Algunas veces, cuando íbamos a Córdoba a visitar a los abuelos, mi padre nos llevaba a pasear por el puente romano que vadea las dos orillas del Guadalquivir, y que de lejos, desde uno de los márgenes, siempre se asemejaba al espinazo de una criatura anquilosada y negra, detenida en el acto de saltar sobre las aguas. En el colegio nos habían enseñado que los romanos eran unos señores que habían vivido muchos años atrás, cuando las bombillas todavía no aclaraban la noche ni la locomotora había convertido el mundo en una sucesión de apeaderos, así que nos sorprendía que aquel monstruo imponente, que ellos habían elevado desde el légamo del fondo del río bloque a bloque y pieza a pieza, todavía se sostuviese en pie y soportase con filosófica paciencia que los autobuses y las reatas de turistas procesionaran por su espalda. Un día, intrigados por la tenacidad de la construcción, le preguntamos a papá si no desconfiaba, si no temía una traición de las junturas y los pilares que pudiese dar con nosotros en el agua mientras paseábamos inocentemente de una punta a otra de la ciudad. Muchas veces luego he recordado la respuesta de mi padre, a la que Petrarca hubiera asentido: "Me fío de él porque lleva dos mil años sin moverse. Menos me fío del puente de la autopista". Desde entonces, reconozco que no puedo evitar un escalofrío de congoja, o el picotazo de ese tábano molesto contra el que nada puede ningún insecticida, la incertidumbre, cada vez que tengo que recorrer con el coche un arco de hormigón que sobrevuela una carretera o atravieso el estómago de una montaña a lo largo de un túnel que parece no concluir jamás. La tecnología es una religión que exige actos de fe mucho más domésticos y rigurosos que los de ningún otro credo: subirse a un avión y confiar en que dentro de doce horas uno ocupará el extremo opuesto del mapa sin chapotear en el océano, dormirse en una camilla para permitir que a uno le arranquen el corazón del pecho y se lo reemplacen por otro que late más deportivamente, incluso presionar el botón del ascensor y asumir que la cabina violará los preceptos de la gravedad para conducirnos al undécimo piso en vez de dar con nuestros huesos en el sótano, son todos gestos más comprometidos y valientes que creer que uno puede ser tres a la vez y sin sufrir de esquizofrenia. Cada vez que accionamos un interruptor, estamos superando un examen de teología.

********************

▶ TAREAS Y EJERCICIOS:
(A) Responde a partir del fragmento sobre el puente romano de Córdoba:
(i) ¿Qué río cruza el puente?
(ii) ¿Por qué decía el padre que se fiaba del puente?
(iii) ¿A qué piso lleva la cabina del ascensor en el ejemplo que da el texto?
(B) ¿Cómo seguiría el fragmento sobre el puente romano de Córdoba? Escribe su continuación a partir de la última oración.
Para resolver estas tareas no hacen falta los registros.

▶ DATOS PARA REVISAR:
********************

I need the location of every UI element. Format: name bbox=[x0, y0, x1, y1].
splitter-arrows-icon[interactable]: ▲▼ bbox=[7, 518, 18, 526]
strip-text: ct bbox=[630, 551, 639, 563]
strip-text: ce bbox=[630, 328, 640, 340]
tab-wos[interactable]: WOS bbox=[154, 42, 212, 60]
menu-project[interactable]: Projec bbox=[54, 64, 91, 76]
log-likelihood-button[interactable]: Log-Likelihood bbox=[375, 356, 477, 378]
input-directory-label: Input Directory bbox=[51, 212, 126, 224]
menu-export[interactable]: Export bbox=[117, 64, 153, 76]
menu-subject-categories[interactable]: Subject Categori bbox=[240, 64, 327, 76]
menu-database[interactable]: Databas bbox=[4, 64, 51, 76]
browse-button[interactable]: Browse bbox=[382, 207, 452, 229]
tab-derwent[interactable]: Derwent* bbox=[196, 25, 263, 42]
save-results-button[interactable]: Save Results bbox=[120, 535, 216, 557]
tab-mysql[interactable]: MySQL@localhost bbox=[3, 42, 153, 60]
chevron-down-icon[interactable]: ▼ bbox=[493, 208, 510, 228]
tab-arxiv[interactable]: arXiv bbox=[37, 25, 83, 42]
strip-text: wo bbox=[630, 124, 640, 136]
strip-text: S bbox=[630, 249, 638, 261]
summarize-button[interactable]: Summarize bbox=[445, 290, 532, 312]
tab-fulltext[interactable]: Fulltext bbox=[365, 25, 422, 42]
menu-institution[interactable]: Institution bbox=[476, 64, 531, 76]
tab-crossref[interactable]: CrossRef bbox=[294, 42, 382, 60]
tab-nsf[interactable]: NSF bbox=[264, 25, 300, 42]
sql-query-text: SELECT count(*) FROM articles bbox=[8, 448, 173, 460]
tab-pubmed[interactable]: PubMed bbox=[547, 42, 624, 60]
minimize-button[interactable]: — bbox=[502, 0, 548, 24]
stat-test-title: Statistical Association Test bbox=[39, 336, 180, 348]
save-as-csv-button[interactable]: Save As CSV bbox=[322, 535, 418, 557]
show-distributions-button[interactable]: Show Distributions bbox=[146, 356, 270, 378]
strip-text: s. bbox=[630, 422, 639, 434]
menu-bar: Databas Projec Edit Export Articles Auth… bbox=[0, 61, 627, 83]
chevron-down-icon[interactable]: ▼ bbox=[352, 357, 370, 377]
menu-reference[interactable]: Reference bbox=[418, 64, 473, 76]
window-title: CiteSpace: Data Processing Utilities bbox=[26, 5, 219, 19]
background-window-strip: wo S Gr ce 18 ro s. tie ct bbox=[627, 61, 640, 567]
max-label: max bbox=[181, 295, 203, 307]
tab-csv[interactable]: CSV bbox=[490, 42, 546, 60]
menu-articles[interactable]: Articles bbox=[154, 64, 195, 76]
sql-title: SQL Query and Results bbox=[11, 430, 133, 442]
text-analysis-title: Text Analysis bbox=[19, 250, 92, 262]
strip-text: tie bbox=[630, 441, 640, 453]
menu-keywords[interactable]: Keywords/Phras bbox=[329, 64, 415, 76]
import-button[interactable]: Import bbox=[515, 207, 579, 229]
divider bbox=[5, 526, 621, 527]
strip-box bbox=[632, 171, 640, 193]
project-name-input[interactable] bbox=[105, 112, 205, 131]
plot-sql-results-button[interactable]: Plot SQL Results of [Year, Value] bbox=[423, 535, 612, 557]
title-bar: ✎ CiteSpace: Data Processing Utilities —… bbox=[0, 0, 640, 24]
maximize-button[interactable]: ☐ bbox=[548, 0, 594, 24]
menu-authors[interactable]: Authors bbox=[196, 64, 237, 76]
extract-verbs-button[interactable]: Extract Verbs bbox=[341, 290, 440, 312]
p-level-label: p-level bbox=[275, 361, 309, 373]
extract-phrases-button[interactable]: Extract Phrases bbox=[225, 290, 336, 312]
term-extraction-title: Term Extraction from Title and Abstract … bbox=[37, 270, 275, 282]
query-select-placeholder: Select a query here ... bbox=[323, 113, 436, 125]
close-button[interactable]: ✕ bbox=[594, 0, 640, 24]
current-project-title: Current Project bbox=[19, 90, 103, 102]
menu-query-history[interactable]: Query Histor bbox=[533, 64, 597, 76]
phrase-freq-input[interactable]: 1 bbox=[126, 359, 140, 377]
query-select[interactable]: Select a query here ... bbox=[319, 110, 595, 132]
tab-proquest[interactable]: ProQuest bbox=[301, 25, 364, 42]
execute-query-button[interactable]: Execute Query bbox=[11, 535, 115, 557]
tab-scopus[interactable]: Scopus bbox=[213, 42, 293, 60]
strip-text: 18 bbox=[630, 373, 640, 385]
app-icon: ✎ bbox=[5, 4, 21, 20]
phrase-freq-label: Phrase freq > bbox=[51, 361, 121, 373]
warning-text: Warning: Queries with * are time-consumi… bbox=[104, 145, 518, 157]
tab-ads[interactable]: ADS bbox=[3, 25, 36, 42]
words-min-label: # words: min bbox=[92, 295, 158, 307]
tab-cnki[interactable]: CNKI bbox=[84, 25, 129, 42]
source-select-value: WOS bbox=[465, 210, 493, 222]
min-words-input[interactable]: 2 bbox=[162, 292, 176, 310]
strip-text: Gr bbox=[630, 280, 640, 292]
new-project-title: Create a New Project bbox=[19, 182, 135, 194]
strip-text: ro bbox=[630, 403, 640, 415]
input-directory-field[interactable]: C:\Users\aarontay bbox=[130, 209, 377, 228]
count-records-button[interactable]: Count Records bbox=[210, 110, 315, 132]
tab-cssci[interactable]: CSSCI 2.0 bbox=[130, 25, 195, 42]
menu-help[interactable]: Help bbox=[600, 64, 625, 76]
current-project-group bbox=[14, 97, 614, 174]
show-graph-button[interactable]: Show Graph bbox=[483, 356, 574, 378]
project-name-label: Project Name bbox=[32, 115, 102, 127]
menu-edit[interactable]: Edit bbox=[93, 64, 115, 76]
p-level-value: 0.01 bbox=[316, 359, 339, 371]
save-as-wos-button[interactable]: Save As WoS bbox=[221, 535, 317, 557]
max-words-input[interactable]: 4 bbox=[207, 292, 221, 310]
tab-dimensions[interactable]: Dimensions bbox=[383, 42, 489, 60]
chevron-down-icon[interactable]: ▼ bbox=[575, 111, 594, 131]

********************

▶ RESPUESTAS POR APARTADO:
(A)
(i) El Guadalquivir.
(ii) Porque llevaba dos mil años sin moverse.
(iii) Al undécimo piso.

(B)
Pensé en todas estas cosas incómodas cuando supe del derribo del puente del metro sobre la SE-30, que podría haberse llevado consigo a decenas de feligreses animados por la misma fe intachable. La Junta, o los doctores de los despachos, achacaron la catástrofe a la gravedad, al cansancio de los materiales y a temperaturas que el cemento, como los abuelos del geriátrico, no puede soportar: pero el cerebro no se libera fácilmente de la sospecha de que esos accidentes son fortuitos y dependen de la astrología o de ese álgebra secreta que concierta matrimonios y hunde mercados de valores, el azar. Dicen que a partir de ahora la administración se hará cargo directamente de los trabajos y examinará con la escrupulosidad de los microscopios cada cimiento y cada riel sobre los que mañana se desplazará el vehículo que debe aliviar todas nuestras congestiones y retrasos. Que revisará lo construido hasta el momento en busca de desperfectos, grietas, amenazas y traiciones, por minúsculos que sean, hacia la futura seguridad de los pasajeros. Y aun así, persistirá la insidiosa, la desasosegante duda: cómo confiar en una obra que acumula un retraso de más de dos años, que se ha visto interrumpida hasta lo rocambolesco por averías en los instrumentos de trabajo, filtraciones en las instalaciones, escasez de material o incompetencia técnica; cómo sentarse en el sillón del convoy sin mirar de reojo la ventana mientras nuestro pobre cuerpo viaja en un recipiente de latón que horada el centro de la tierra, bajo bóvedas y túneles que soportan catedrales, rascacielos y alcantarillas. Lo que al fin y al cabo solicita la Junta de nosotros, al mejor estilo de la Conferencia Episcopal, es un, otro más, acto de fe: que cerremos los ojos y caminemos sobre las aguas sin mojarnos los tobillos.